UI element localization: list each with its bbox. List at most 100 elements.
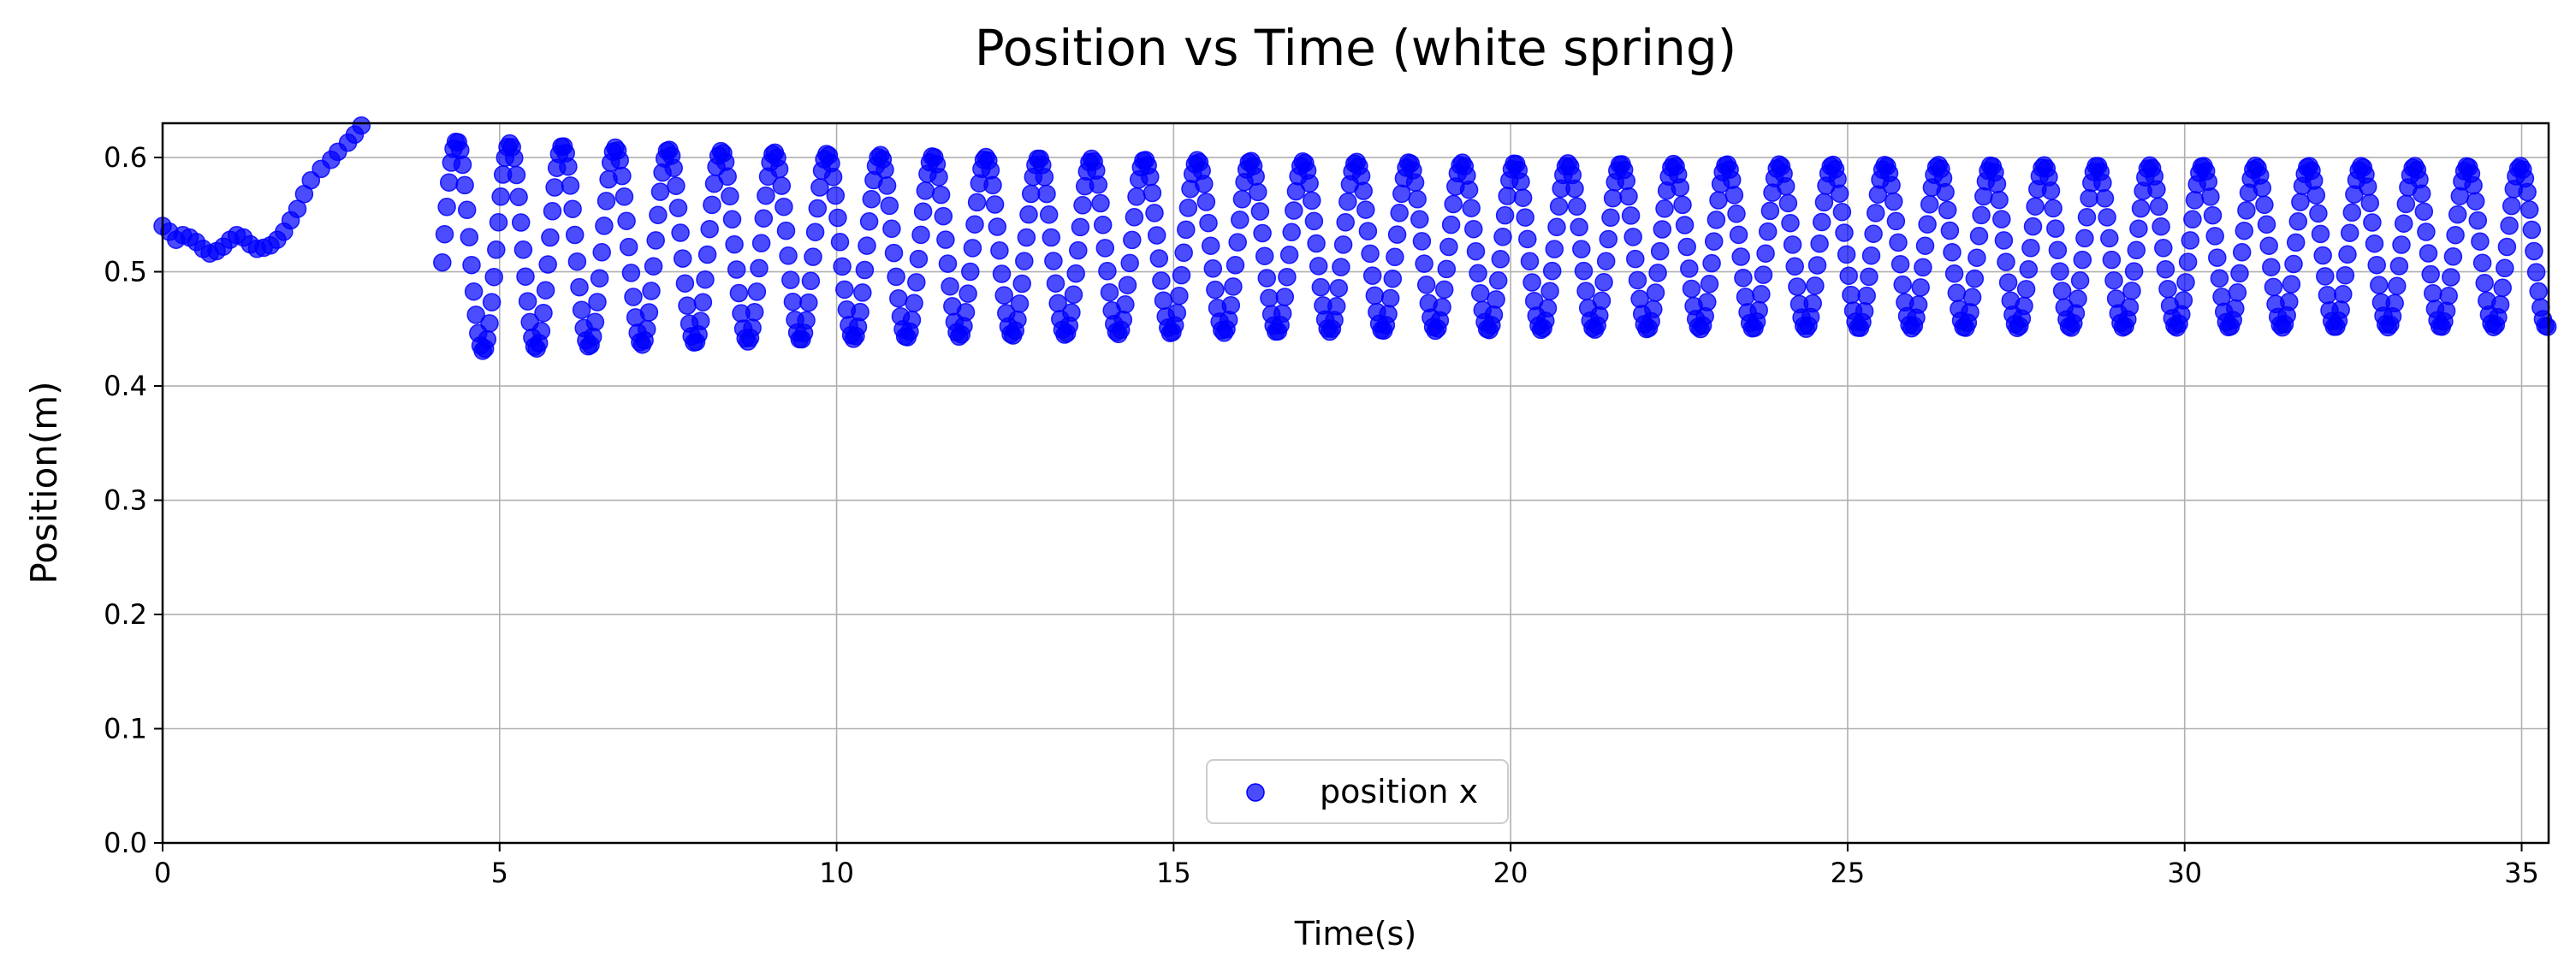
data-point: [1495, 205, 1515, 225]
data-point: [1019, 205, 1038, 224]
data-point: [2095, 189, 2115, 208]
data-point: [2419, 244, 2438, 263]
data-point: [671, 223, 690, 242]
data-point: [745, 302, 764, 322]
data-point: [455, 175, 474, 195]
data-point: [460, 228, 479, 246]
data-point: [1736, 288, 1755, 306]
data-point: [1837, 245, 1856, 264]
data-point: [1886, 211, 1906, 231]
data-point: [1709, 191, 1728, 210]
data-point: [1071, 217, 1090, 237]
data-point: [2529, 282, 2548, 301]
data-point: [1232, 190, 1252, 209]
data-point: [2394, 214, 2413, 233]
data-point: [1405, 173, 1425, 193]
data-point: [570, 277, 589, 297]
data-point: [1830, 184, 1849, 203]
data-point: [1947, 283, 1967, 303]
data-point: [1362, 266, 1382, 285]
data-point: [1511, 172, 1530, 192]
data-point: [2124, 262, 2144, 281]
data-point: [750, 258, 769, 278]
data-point: [1273, 304, 1292, 323]
data-point: [1671, 178, 1690, 197]
data-point: [2069, 289, 2087, 308]
x-tick-label: 0: [154, 857, 171, 889]
data-point: [1677, 237, 1696, 257]
data-point: [1039, 205, 1059, 224]
data-point: [1893, 275, 1912, 294]
data-point: [1064, 285, 1083, 305]
data-point: [1437, 259, 1457, 279]
data-point: [2021, 239, 2040, 258]
data-point: [2147, 180, 2166, 199]
data-point: [858, 236, 876, 255]
data-point: [2023, 217, 2043, 236]
data-point: [1177, 220, 1196, 240]
data-point: [1127, 187, 1146, 206]
data-point: [754, 209, 774, 228]
data-point: [884, 243, 904, 263]
data-point: [482, 293, 502, 312]
data-point: [2502, 196, 2521, 216]
data-point: [2156, 259, 2175, 279]
data-point: [2522, 220, 2542, 240]
data-point: [1073, 196, 1092, 215]
data-point: [639, 303, 659, 322]
data-point: [352, 116, 371, 135]
data-point: [2288, 212, 2308, 231]
data-point: [2077, 208, 2097, 227]
data-point: [2255, 195, 2274, 215]
data-point: [1358, 222, 1378, 240]
data-point: [2497, 237, 2517, 257]
legend-entry-position-x: position x: [1320, 773, 1478, 810]
data-point: [985, 195, 1005, 214]
data-point: [585, 312, 605, 332]
data-point: [1498, 187, 1517, 205]
data-point: [1167, 303, 1187, 323]
plot-frame: [161, 122, 2550, 845]
data-point: [1778, 193, 1798, 213]
data-point: [2228, 283, 2247, 302]
data-point: [1304, 211, 1324, 231]
data-point: [2424, 283, 2442, 303]
data-point: [2104, 270, 2123, 290]
y-tick-label: 0.6: [104, 141, 147, 174]
data-point: [1282, 222, 1301, 242]
data-point: [1842, 285, 1861, 305]
data-point: [1756, 244, 1775, 263]
data-point: [2471, 232, 2490, 251]
data-point: [2284, 254, 2303, 274]
data-point: [2093, 173, 2112, 193]
legend: position x: [1206, 759, 1509, 824]
data-point: [513, 240, 533, 259]
data-point: [1246, 167, 1265, 186]
data-point: [559, 157, 578, 176]
data-point: [1961, 303, 1979, 322]
data-point: [801, 271, 821, 291]
data-point: [1646, 283, 1665, 302]
data-point: [588, 293, 607, 312]
data-point: [1592, 291, 1611, 311]
data-point: [2367, 255, 2386, 275]
data-point: [2392, 235, 2411, 254]
data-point: [700, 219, 719, 239]
data-point: [1990, 190, 2009, 210]
data-point: [2264, 277, 2283, 297]
data-point: [590, 269, 609, 288]
data-point: [2232, 243, 2252, 262]
data-point: [1491, 250, 1511, 269]
data-point: [2286, 233, 2306, 252]
data-point: [1412, 232, 1432, 251]
data-point: [2098, 208, 2116, 227]
data-point: [2131, 199, 2151, 218]
data-point: [1882, 175, 1901, 195]
data-point: [464, 282, 484, 301]
data-point: [621, 264, 641, 282]
data-point: [2396, 194, 2416, 214]
data-point: [1415, 254, 1433, 273]
data-point: [721, 187, 739, 206]
data-point: [1889, 233, 1908, 252]
data-point: [1327, 297, 1346, 316]
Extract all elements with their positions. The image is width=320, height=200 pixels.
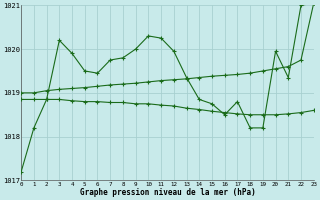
X-axis label: Graphe pression niveau de la mer (hPa): Graphe pression niveau de la mer (hPa) <box>80 188 255 197</box>
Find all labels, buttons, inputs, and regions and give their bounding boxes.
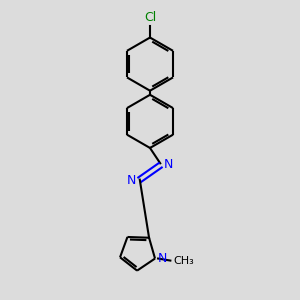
Text: N: N	[127, 174, 136, 187]
Text: N: N	[158, 252, 167, 265]
Text: N: N	[164, 158, 173, 171]
Text: Cl: Cl	[144, 11, 156, 24]
Text: CH₃: CH₃	[173, 256, 194, 266]
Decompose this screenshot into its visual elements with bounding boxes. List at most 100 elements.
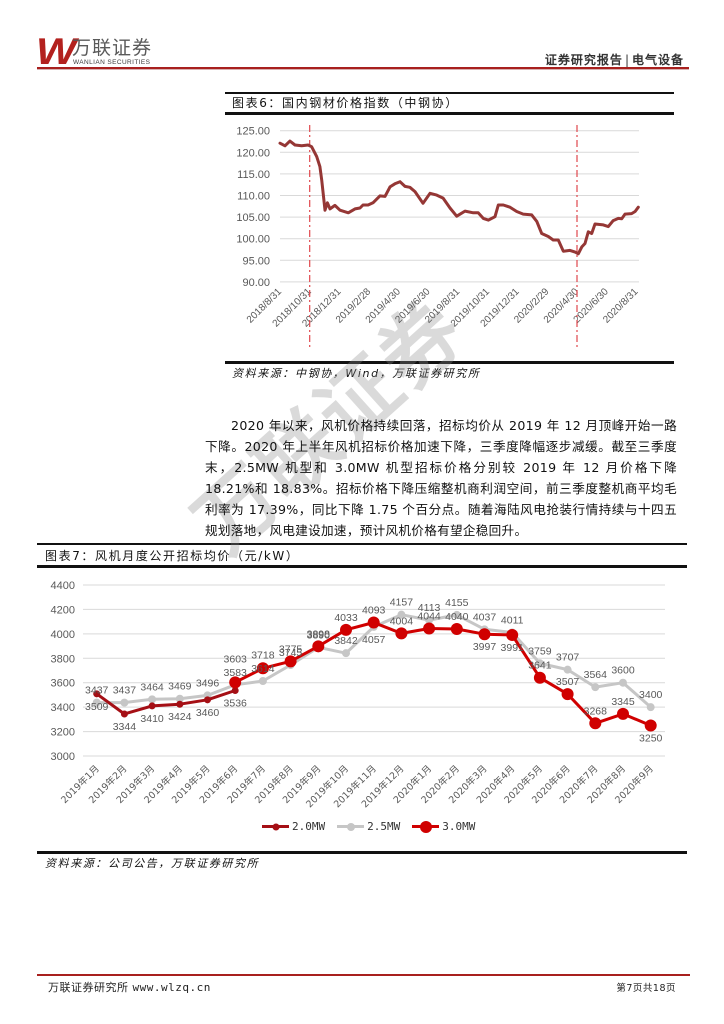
data-point-marker[interactable] xyxy=(533,671,546,684)
y-axis-tick-label: 115.00 xyxy=(237,169,270,181)
data-point-marker[interactable] xyxy=(423,622,436,635)
y-axis-tick-label: 125.00 xyxy=(236,126,270,138)
data-label: 3991 xyxy=(501,642,525,654)
data-point-marker[interactable] xyxy=(535,659,544,668)
data-label: 3600 xyxy=(611,665,635,677)
data-label: 3400 xyxy=(639,689,663,701)
legend-item-2mw[interactable]: 2.0MW xyxy=(262,820,325,833)
legend-label: 2.5MW xyxy=(367,820,401,833)
legend-item-3mw[interactable]: 3.0MW xyxy=(412,820,475,833)
data-label: 3583 xyxy=(224,667,248,679)
header-rule-shadow xyxy=(37,69,689,70)
data-label: 4157 xyxy=(390,597,414,609)
series-line-2.0MW xyxy=(95,689,236,716)
data-label: 3437 xyxy=(85,685,109,697)
data-point-marker[interactable] xyxy=(340,623,352,636)
data-label: 4113 xyxy=(418,602,441,614)
footer-website-link[interactable]: www.wlzq.cn xyxy=(132,981,211,994)
figure6-title-rule xyxy=(225,112,674,115)
data-label: 4093 xyxy=(362,605,386,617)
data-point-marker[interactable] xyxy=(120,698,129,707)
data-label: 3842 xyxy=(334,635,358,647)
data-label: 3898 xyxy=(307,628,331,640)
data-label: 3345 xyxy=(611,696,635,708)
data-point-marker[interactable] xyxy=(256,662,269,675)
y-axis-tick-label: 3600 xyxy=(51,678,75,690)
data-point-marker[interactable] xyxy=(425,616,434,625)
report-category: 证券研究报告 | 电气设备 xyxy=(545,51,684,68)
y-axis-tick-label: 110.00 xyxy=(237,191,270,203)
data-point-marker[interactable] xyxy=(312,640,325,653)
y-axis-tick-label: 3400 xyxy=(51,702,75,714)
data-label: 3603 xyxy=(224,653,248,665)
data-label: 3641 xyxy=(528,660,552,672)
data-point-marker[interactable] xyxy=(506,628,519,641)
figure7-legend: 2.0MW 2.5MW 3.0MW xyxy=(262,820,475,833)
data-point-marker[interactable] xyxy=(452,610,461,619)
data-label: 3509 xyxy=(85,701,109,713)
y-axis-tick-label: 105.00 xyxy=(236,212,270,224)
data-label: 3460 xyxy=(196,707,220,719)
y-axis-tick-label: 4400 xyxy=(51,580,75,592)
figure7-title: 图表7：风机月度公开招标均价（元/kW） xyxy=(45,549,300,563)
legend-label: 2.0MW xyxy=(292,820,326,833)
data-label: 4004 xyxy=(390,615,414,627)
y-axis-tick-label: 4000 xyxy=(51,629,75,641)
data-label: 3745 xyxy=(279,647,303,659)
figure6-bottom-rule xyxy=(225,361,674,364)
data-label: 3707 xyxy=(556,652,580,664)
data-point-marker[interactable] xyxy=(395,627,408,640)
data-point-marker[interactable] xyxy=(563,665,572,674)
data-point-marker[interactable] xyxy=(561,688,574,701)
data-point-marker[interactable] xyxy=(589,717,602,730)
steel-price-index-chart: 90.00 95.00 100.00 105.00 110.00 115.00 120.00… xyxy=(236,125,641,350)
data-label: 4011 xyxy=(501,615,524,627)
data-point-marker[interactable] xyxy=(450,622,463,635)
data-point-marker[interactable] xyxy=(284,655,297,668)
data-label: 4037 xyxy=(473,611,497,623)
data-point-marker[interactable] xyxy=(342,649,350,658)
data-point-marker[interactable] xyxy=(397,610,406,619)
data-point-marker[interactable] xyxy=(204,696,211,704)
series-line-3.0MW xyxy=(234,621,652,727)
data-label: 4040 xyxy=(445,611,469,623)
data-point-marker[interactable] xyxy=(229,676,242,689)
legend-item-2-5mw[interactable]: 2.5MW xyxy=(337,820,400,833)
data-label: 3344 xyxy=(113,721,137,733)
data-point-marker[interactable] xyxy=(148,702,156,710)
data-point-marker[interactable] xyxy=(591,683,600,692)
header-divider: | xyxy=(624,53,630,67)
data-point-marker[interactable] xyxy=(175,694,184,703)
data-point-marker[interactable] xyxy=(176,700,184,708)
data-point-marker[interactable] xyxy=(617,707,629,720)
data-label: 3564 xyxy=(584,669,608,681)
legend-label: 3.0MW xyxy=(442,820,476,833)
figure6-title: 图表6：国内钢材价格指数（中钢协） xyxy=(232,96,459,110)
data-label: 3536 xyxy=(224,698,248,710)
report-type: 证券研究报告 xyxy=(544,53,623,67)
figure6-top-rule xyxy=(225,92,674,94)
sector-label: 电气设备 xyxy=(631,53,684,67)
y-axis-tick-label: 4200 xyxy=(51,604,75,616)
data-point-marker[interactable] xyxy=(258,677,267,686)
y-axis-tick-label: 3000 xyxy=(51,751,75,763)
y-axis-tick-label: 3200 xyxy=(51,727,75,739)
y-axis-tick-label: 95.00 xyxy=(242,255,270,267)
data-label: 3250 xyxy=(639,732,663,744)
data-point-marker[interactable] xyxy=(478,628,491,641)
data-point-marker[interactable] xyxy=(644,719,657,732)
data-point-marker[interactable] xyxy=(619,678,627,687)
data-label: 4057 xyxy=(362,634,386,646)
data-label: 4033 xyxy=(334,612,358,624)
data-point-marker[interactable] xyxy=(92,698,101,707)
data-point-marker[interactable] xyxy=(367,616,380,629)
data-point-marker[interactable] xyxy=(93,690,101,698)
data-label: 3496 xyxy=(196,677,220,689)
data-point-marker[interactable] xyxy=(231,687,239,695)
y-axis-tick-label: 120.00 xyxy=(236,147,270,159)
data-point-marker[interactable] xyxy=(646,703,655,712)
data-point-marker[interactable] xyxy=(148,695,157,704)
data-point-marker[interactable] xyxy=(120,710,128,718)
footer-org: 万联证券研究所 www.wlzq.cn xyxy=(48,979,211,995)
brand-logo-w-icon: W xyxy=(36,31,76,72)
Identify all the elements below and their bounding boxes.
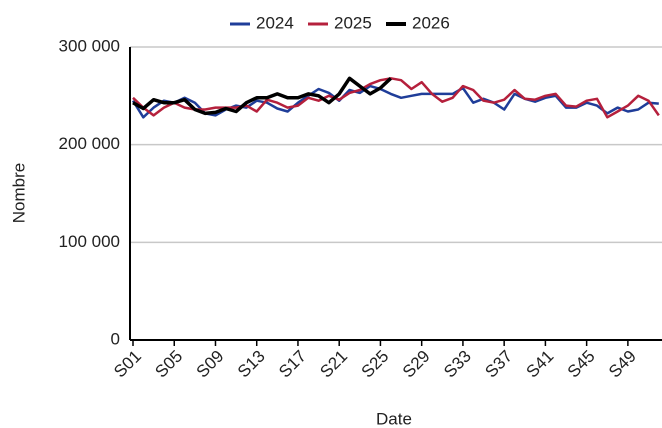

####################

Please write out, unchanged, the part of the material that opens with the line containing "174, 136, 187]" and closes with the line containing "Decompose this screenshot", including both of those lines.

Answer below =>
Text: N: N	[127, 174, 136, 187]
Text: N: N	[158, 252, 167, 265]
Text: N: N	[164, 158, 173, 171]
Text: Cl: Cl	[144, 11, 156, 24]
Text: CH₃: CH₃	[173, 256, 194, 266]
Decompose this screenshot into its visual elements with bounding boxes. List at most 100 elements.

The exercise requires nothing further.